▶ _Exercise requirements_: Pull each line holding the word "around" from the data.

▶ _Data records_:
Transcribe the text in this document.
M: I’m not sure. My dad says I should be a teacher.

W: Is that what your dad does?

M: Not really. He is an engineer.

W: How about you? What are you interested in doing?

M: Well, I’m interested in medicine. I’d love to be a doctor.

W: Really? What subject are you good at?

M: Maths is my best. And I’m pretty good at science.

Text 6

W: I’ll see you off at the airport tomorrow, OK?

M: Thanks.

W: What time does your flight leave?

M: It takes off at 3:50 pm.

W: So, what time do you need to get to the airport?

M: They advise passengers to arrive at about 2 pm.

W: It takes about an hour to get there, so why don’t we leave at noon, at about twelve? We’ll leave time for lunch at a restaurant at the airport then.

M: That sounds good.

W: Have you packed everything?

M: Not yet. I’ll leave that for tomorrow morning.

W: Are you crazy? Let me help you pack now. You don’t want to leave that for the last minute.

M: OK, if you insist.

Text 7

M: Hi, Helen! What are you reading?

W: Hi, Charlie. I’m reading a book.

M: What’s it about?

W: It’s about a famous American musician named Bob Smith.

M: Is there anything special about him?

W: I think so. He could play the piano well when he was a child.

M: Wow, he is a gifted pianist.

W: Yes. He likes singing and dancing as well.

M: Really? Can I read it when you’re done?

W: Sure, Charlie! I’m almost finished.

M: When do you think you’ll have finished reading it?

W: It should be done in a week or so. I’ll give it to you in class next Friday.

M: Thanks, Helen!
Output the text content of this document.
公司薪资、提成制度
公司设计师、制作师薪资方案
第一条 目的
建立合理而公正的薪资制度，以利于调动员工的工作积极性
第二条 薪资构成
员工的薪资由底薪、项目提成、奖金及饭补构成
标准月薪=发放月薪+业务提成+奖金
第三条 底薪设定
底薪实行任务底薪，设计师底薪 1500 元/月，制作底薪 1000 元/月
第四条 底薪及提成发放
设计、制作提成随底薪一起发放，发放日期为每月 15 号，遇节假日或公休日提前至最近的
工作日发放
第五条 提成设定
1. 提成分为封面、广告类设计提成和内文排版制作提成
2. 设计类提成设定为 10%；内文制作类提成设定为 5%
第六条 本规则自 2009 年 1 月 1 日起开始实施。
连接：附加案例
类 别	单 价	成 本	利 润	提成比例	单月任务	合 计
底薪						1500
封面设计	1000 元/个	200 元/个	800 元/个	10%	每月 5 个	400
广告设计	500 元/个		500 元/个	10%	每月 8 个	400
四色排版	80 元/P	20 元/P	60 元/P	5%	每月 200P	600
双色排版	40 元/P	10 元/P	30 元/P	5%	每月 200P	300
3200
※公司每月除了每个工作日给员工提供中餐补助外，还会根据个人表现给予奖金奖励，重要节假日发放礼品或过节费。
---
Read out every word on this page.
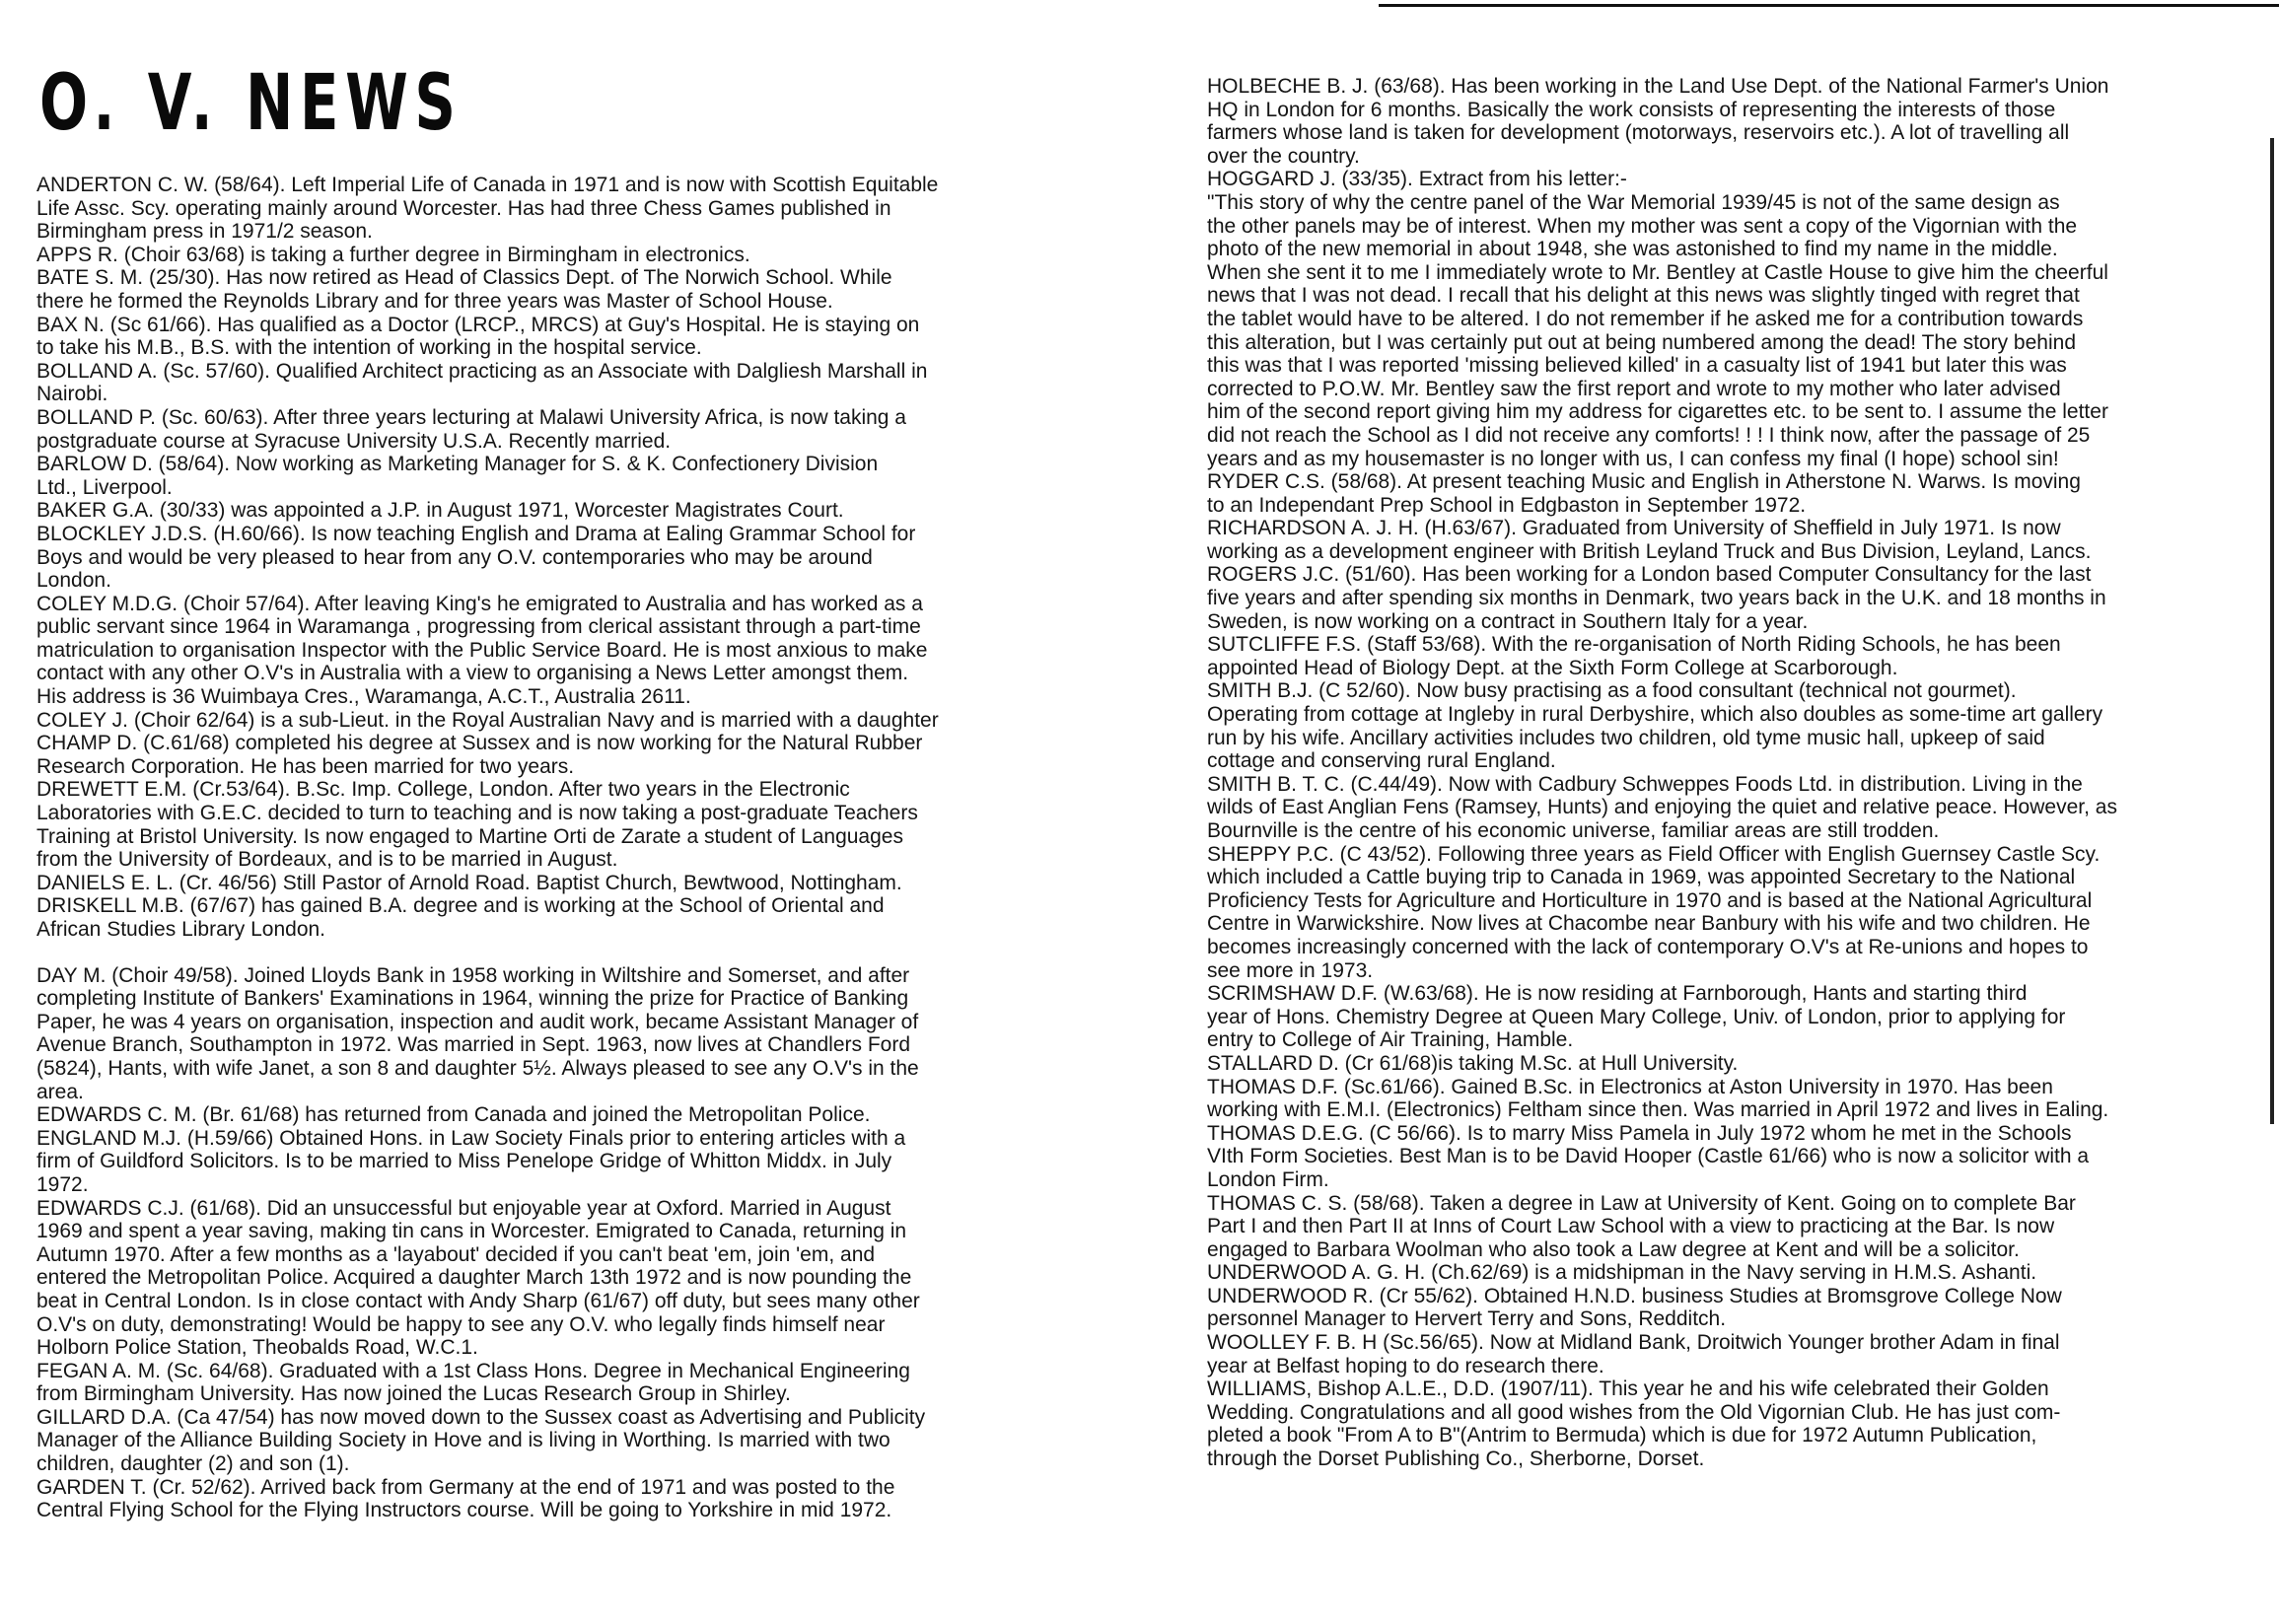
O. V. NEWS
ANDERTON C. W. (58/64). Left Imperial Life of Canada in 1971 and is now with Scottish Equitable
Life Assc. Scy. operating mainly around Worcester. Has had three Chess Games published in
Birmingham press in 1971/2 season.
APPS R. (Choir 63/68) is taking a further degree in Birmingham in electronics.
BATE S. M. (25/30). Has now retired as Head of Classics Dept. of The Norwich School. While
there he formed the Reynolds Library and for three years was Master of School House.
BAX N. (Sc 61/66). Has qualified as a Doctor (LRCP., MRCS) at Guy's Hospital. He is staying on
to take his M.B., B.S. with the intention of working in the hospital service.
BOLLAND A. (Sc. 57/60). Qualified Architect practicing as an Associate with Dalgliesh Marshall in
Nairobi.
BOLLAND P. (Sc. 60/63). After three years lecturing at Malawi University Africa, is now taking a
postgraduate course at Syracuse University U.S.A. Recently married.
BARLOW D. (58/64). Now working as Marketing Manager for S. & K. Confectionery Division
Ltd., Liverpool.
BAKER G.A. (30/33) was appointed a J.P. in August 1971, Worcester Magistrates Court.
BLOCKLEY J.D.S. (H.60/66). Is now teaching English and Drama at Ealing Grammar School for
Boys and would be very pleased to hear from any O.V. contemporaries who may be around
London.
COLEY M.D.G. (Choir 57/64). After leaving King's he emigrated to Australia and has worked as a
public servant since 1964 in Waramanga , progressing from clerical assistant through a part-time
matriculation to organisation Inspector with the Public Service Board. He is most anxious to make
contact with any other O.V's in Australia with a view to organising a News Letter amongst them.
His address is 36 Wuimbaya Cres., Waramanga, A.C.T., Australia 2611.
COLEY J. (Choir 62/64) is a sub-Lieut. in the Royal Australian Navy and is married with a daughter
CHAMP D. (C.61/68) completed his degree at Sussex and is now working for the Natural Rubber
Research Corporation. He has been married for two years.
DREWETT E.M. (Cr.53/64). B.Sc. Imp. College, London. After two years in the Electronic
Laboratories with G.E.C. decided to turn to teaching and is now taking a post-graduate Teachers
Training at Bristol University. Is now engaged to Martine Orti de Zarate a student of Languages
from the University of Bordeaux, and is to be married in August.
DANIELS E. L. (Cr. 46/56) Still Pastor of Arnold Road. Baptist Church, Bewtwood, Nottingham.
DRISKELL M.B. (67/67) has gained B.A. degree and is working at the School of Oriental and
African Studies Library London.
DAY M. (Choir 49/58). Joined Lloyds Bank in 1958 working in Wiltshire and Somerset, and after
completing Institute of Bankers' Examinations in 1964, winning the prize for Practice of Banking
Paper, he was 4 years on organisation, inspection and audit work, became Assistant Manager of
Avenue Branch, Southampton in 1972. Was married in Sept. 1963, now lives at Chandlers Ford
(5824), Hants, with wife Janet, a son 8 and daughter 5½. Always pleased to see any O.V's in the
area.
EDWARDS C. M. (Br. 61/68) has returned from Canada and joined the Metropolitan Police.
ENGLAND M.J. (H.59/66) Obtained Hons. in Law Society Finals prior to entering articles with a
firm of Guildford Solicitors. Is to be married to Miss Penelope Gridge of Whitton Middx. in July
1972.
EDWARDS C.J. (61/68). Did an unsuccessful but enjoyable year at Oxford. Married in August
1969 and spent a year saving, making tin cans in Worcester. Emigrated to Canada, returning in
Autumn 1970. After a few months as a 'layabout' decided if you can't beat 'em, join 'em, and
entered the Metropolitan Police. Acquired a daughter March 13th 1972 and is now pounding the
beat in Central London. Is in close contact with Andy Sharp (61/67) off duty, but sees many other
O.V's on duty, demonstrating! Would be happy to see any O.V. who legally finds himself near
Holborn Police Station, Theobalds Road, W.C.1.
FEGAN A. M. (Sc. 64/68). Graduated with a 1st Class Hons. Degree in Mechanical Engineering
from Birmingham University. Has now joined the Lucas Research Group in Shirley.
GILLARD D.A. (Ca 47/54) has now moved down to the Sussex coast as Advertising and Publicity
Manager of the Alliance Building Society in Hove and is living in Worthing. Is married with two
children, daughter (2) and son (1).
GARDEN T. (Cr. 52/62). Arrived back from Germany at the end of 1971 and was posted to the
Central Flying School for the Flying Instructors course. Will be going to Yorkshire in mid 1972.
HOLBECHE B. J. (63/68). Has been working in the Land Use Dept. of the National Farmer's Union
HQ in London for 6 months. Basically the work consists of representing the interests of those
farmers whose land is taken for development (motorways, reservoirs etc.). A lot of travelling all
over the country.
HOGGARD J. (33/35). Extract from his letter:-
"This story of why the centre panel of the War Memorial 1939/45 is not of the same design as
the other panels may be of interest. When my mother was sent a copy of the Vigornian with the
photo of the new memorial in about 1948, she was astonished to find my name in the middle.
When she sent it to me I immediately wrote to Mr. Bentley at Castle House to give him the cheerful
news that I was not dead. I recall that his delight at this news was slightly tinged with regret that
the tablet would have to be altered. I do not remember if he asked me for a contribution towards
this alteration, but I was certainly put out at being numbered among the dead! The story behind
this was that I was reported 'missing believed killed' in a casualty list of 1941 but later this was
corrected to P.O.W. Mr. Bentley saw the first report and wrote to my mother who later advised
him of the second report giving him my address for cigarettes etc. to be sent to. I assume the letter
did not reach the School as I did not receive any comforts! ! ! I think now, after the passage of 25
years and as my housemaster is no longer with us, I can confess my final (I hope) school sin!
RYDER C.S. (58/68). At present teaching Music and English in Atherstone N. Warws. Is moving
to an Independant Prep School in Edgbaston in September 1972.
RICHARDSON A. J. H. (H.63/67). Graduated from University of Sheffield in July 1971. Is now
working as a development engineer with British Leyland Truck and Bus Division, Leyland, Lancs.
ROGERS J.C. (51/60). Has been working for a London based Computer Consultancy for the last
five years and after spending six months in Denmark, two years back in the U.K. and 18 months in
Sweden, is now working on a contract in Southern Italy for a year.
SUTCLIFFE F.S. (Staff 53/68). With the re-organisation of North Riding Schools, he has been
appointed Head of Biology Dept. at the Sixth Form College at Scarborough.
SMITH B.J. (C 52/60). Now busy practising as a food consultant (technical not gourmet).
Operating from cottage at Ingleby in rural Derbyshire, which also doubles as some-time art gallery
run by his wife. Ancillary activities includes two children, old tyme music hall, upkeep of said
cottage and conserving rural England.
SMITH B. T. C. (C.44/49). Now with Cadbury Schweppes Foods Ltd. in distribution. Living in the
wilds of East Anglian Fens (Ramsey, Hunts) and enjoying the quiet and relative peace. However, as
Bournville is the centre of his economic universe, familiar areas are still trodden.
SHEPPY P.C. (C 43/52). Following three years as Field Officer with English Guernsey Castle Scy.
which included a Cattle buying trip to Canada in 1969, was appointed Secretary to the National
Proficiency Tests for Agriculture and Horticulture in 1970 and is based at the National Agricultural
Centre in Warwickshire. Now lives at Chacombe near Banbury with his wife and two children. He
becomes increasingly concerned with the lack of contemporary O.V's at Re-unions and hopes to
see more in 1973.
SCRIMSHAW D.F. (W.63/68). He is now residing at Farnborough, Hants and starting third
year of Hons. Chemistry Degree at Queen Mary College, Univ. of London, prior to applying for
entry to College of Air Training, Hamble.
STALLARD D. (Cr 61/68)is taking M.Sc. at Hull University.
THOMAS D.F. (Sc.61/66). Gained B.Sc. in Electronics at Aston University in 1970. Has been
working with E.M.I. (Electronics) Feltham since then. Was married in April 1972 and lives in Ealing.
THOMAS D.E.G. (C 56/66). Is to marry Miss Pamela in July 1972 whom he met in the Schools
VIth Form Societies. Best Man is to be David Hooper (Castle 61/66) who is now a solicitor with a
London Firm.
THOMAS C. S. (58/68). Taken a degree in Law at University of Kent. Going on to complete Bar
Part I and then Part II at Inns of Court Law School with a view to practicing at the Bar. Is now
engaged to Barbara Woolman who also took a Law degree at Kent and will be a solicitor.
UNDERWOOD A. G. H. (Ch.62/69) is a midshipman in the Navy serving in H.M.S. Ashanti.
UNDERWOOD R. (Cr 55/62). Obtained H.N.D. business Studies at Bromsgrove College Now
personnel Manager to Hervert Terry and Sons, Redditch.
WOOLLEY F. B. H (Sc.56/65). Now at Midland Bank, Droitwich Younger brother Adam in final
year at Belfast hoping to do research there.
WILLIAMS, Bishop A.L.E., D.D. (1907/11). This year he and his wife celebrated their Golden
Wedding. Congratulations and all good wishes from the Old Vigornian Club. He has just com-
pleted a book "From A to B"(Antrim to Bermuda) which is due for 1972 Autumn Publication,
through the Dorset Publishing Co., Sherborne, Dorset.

▶ _Result of the exercise_:
Life Assc. Scy. operating mainly around Worcester. Has had three Chess Games published in
Boys and would be very pleased to hear from any O.V. contemporaries who may be around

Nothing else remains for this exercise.